- _Task statement_: Every line containing the word "data" needs to be found and copied.

- _Available records_:

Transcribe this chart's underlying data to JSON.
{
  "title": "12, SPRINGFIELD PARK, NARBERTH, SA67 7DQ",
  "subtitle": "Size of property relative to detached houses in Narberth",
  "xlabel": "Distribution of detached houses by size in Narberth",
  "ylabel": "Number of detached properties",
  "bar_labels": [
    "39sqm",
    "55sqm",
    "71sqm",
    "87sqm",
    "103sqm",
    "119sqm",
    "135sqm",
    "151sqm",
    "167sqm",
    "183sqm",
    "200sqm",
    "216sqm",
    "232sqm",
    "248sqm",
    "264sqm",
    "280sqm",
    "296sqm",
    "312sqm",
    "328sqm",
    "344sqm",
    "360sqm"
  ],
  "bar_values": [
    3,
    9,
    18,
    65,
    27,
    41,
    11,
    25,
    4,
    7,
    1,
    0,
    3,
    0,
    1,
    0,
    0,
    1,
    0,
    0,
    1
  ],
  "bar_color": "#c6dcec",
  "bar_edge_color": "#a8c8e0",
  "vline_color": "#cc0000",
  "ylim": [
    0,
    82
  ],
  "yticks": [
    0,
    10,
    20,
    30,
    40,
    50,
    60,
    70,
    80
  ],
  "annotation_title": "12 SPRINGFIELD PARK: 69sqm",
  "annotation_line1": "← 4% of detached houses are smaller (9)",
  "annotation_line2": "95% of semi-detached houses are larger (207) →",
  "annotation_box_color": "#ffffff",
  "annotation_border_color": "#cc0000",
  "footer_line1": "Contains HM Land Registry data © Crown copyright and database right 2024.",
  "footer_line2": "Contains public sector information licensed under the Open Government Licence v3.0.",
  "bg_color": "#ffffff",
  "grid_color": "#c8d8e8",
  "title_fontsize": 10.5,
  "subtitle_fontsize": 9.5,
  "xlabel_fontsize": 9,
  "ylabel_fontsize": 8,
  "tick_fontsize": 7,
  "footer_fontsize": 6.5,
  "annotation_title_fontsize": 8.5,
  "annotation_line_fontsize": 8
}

- _Output of the task_:
Transcribe this chart's underlying data to JSON.
  "footer_line1": "Contains HM Land Registry data © Crown copyright and database right 2024.",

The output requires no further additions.